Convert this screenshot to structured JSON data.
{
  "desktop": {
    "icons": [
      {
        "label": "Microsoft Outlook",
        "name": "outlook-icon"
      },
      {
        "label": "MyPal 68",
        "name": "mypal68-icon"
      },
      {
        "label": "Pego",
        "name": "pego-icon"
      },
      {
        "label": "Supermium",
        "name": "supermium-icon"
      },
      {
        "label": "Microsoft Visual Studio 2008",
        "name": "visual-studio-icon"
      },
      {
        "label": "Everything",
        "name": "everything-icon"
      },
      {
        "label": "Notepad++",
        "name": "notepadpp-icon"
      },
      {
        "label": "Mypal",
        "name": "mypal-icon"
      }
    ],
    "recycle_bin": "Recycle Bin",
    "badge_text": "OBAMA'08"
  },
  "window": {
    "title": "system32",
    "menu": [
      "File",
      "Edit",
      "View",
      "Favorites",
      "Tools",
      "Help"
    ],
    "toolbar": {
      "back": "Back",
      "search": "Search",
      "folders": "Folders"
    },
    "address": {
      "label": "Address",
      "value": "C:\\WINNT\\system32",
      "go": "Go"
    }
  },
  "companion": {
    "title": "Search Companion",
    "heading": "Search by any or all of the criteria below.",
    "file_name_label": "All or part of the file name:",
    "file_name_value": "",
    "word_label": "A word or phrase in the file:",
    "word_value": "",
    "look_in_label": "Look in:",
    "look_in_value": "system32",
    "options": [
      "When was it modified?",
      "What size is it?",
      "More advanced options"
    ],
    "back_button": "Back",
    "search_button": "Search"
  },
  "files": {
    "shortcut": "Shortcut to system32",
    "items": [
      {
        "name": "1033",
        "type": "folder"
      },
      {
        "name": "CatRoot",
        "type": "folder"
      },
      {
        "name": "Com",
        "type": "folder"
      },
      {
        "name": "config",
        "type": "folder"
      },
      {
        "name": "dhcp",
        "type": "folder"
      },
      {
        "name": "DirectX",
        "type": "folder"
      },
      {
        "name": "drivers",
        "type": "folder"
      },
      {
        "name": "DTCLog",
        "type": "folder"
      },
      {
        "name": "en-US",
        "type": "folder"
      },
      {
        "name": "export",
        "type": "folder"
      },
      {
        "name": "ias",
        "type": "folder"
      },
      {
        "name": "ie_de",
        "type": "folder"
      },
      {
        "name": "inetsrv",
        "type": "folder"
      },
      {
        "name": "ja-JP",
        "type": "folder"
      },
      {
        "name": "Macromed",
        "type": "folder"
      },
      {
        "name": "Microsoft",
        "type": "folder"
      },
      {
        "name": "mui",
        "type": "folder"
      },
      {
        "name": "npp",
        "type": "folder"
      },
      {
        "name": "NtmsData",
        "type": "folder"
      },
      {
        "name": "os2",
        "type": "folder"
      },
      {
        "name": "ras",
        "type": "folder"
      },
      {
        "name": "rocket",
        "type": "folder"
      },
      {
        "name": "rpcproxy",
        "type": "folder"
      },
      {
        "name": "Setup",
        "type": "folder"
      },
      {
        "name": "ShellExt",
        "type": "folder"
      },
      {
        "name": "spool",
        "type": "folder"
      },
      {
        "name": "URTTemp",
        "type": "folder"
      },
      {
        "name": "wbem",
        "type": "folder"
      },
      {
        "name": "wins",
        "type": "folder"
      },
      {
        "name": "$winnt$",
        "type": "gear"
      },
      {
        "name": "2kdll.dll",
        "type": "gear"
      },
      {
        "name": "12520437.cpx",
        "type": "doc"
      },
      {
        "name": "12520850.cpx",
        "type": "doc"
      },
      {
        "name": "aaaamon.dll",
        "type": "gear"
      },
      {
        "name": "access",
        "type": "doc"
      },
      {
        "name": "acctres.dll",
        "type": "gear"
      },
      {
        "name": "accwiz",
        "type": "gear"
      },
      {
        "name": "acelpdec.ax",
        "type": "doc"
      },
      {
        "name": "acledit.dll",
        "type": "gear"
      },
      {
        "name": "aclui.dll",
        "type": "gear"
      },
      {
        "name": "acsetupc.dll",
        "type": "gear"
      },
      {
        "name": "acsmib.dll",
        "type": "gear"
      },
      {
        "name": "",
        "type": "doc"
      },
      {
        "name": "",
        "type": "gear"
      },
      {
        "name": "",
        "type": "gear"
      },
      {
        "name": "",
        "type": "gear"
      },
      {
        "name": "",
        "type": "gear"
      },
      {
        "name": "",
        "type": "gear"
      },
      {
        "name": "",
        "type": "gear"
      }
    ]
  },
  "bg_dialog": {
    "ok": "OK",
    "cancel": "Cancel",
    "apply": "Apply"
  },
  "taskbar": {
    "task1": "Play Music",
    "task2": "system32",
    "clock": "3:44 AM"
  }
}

========================

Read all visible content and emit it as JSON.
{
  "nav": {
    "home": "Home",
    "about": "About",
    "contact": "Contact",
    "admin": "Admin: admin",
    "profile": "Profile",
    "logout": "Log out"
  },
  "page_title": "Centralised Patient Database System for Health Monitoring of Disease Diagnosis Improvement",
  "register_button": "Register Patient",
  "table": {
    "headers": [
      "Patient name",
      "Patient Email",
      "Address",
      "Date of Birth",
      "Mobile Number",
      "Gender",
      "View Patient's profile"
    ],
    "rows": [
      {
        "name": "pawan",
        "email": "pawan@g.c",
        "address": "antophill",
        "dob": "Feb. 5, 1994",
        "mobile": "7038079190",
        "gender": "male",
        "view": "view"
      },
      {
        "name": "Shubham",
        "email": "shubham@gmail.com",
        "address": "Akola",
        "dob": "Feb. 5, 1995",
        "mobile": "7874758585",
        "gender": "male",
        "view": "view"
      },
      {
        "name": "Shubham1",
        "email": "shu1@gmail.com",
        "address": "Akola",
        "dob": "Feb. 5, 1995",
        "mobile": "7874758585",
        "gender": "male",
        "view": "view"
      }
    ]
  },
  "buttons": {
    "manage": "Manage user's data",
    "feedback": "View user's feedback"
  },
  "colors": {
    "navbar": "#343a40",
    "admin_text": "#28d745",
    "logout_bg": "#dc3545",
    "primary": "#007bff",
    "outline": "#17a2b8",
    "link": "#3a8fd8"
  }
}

========================

# Your task:
Using the listing above, pull out all lines that hold the word "Search".

# Complete output:
      "search": "Search",
    "title": "Search Companion",
    "heading": "Search by any or all of the criteria below.",
    "search_button": "Search"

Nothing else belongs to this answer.